Page text dataset records
BEGIN
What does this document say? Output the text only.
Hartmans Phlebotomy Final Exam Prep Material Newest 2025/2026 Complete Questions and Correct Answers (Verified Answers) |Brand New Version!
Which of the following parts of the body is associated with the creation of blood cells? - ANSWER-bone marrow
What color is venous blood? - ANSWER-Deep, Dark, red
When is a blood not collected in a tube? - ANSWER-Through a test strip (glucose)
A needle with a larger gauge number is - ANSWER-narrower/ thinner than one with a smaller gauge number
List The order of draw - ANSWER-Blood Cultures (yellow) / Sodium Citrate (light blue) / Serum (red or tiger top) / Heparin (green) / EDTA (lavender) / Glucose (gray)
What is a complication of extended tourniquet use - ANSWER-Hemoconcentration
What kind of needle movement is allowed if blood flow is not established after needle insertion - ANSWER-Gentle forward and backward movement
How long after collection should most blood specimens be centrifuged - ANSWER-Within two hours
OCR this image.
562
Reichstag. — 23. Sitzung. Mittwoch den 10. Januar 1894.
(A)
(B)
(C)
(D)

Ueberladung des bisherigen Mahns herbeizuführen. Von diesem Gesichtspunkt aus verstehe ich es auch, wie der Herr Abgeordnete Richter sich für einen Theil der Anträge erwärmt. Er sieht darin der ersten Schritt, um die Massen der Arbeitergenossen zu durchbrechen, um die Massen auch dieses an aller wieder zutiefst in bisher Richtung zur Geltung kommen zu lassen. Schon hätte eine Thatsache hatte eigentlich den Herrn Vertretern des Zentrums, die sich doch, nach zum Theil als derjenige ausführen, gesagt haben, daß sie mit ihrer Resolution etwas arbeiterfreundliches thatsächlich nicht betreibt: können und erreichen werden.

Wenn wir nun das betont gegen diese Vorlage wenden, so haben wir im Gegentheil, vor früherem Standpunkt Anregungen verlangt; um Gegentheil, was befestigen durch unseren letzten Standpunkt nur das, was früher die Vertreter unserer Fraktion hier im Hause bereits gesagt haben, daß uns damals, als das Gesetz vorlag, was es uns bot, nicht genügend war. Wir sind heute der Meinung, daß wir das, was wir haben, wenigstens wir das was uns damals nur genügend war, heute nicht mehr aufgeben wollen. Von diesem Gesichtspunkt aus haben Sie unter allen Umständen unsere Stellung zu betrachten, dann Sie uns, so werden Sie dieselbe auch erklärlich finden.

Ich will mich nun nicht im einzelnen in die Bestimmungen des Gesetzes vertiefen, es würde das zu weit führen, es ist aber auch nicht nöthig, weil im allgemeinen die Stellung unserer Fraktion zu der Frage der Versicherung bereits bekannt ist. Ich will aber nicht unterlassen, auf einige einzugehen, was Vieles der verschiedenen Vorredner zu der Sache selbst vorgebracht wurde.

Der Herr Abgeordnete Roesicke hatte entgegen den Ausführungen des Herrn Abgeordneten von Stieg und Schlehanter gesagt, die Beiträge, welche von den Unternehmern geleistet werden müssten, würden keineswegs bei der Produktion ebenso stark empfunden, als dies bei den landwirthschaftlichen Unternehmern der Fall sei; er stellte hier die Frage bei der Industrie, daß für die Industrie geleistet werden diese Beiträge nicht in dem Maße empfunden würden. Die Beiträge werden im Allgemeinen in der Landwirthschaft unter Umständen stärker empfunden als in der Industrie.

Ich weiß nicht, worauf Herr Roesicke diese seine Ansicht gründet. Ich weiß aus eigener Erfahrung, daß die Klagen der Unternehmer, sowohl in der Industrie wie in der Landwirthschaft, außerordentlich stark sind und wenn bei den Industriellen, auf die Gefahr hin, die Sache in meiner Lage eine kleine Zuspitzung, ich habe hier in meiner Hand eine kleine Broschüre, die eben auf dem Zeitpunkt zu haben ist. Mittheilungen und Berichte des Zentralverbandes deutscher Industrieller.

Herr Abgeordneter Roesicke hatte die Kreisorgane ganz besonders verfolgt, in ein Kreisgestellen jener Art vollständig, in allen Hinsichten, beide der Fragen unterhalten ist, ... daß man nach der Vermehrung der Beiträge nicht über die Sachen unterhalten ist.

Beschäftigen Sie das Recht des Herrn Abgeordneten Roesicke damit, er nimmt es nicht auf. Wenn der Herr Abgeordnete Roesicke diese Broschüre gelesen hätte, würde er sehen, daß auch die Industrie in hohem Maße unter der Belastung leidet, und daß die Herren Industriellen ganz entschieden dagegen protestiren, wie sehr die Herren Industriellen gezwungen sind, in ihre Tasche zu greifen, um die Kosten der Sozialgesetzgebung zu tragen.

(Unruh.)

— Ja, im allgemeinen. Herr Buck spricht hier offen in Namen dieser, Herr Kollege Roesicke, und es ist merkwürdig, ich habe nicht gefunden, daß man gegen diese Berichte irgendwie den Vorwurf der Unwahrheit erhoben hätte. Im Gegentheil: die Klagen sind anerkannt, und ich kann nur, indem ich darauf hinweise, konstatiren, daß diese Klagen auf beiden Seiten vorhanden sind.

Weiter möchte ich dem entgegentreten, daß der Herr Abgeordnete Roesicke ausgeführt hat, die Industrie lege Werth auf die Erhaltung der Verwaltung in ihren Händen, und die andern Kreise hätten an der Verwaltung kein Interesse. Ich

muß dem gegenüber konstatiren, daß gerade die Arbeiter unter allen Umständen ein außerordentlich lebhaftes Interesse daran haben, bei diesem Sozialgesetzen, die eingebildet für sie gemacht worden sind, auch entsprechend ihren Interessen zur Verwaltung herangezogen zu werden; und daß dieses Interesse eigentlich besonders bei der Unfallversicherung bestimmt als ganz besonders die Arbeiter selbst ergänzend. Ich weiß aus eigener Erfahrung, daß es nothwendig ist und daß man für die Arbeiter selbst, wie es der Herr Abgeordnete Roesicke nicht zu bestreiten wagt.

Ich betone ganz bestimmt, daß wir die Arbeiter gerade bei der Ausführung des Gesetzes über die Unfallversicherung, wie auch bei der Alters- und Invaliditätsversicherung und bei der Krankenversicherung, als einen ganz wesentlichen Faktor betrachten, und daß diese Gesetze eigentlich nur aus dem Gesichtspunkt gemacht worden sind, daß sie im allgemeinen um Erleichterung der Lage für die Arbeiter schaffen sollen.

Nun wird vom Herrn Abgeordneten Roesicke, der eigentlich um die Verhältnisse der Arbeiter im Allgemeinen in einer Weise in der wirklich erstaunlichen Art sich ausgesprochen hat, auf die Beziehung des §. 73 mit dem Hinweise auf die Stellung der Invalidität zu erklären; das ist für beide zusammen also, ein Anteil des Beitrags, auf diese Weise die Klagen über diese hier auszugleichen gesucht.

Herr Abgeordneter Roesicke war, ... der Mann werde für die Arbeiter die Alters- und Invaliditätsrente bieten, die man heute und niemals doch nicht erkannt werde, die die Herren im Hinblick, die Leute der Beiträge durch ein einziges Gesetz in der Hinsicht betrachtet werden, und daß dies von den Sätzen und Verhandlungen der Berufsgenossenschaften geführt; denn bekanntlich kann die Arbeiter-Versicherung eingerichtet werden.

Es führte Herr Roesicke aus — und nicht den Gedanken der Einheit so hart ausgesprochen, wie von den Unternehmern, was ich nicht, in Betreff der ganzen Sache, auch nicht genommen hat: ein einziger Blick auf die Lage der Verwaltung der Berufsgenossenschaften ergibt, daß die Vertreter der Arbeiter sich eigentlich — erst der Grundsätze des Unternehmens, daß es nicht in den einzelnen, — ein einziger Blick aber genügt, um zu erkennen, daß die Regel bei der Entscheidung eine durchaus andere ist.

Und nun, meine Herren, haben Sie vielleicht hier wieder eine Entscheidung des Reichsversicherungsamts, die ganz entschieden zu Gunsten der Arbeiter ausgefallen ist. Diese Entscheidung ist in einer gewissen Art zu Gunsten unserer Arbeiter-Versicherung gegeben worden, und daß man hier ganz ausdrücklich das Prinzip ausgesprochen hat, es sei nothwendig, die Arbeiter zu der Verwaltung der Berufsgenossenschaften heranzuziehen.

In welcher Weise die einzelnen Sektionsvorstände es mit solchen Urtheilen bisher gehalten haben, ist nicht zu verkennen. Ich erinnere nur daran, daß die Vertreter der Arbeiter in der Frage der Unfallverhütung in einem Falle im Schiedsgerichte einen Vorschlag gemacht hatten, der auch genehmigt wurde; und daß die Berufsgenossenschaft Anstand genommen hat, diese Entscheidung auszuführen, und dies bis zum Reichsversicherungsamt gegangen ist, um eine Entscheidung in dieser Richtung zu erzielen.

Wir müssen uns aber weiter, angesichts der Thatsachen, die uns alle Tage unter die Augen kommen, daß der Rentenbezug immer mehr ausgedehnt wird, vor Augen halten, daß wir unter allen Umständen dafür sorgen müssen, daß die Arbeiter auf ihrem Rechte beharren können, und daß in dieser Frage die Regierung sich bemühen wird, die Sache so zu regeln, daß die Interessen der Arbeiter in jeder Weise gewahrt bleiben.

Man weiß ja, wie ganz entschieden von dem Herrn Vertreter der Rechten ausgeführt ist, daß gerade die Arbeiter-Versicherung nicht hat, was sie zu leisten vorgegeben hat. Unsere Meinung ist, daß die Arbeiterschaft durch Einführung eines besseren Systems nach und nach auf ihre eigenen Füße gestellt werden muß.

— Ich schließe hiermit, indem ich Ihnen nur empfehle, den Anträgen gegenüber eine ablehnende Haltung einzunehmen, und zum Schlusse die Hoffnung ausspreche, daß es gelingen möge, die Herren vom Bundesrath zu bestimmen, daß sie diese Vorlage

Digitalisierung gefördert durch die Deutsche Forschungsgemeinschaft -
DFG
END
Return every line of the entries above that the string "Unternehmern" appears in.

Der Herr Abgeordnete Roesicke hatte entgegen den Ausführungen des Herrn Abgeordneten von Stieg und Schlehanter gesagt, die Beiträge, welche von den Unternehmern geleistet werden müssten, würden keineswegs bei der Produktion ebenso stark empfunden, als dies bei den landwirthschaftlichen Unternehmern der Fall sei; er stellte hier die Frage bei der Industrie, daß für die Industrie geleistet werden diese Beiträge nicht in dem Maße empfunden würden. Die Beiträge werden im Allgemeinen in der Landwirthschaft unter Umständen stärker empfunden als in der Industrie.
Es führte Herr Roesicke aus — und nicht den Gedanken der Einheit so hart ausgesprochen, wie von den Unternehmern, was ich nicht, in Betreff der ganzen Sache, auch nicht genommen hat: ein einziger Blick auf die Lage der Verwaltung der Berufsgenossenschaften ergibt, daß die Vertreter der Arbeiter sich eigentlich — erst der Grundsätze des Unternehmens, daß es nicht in den einzelnen, — ein einziger Blick aber genügt, um zu erkennen, daß die Regel bei der Entscheidung eine durchaus andere ist.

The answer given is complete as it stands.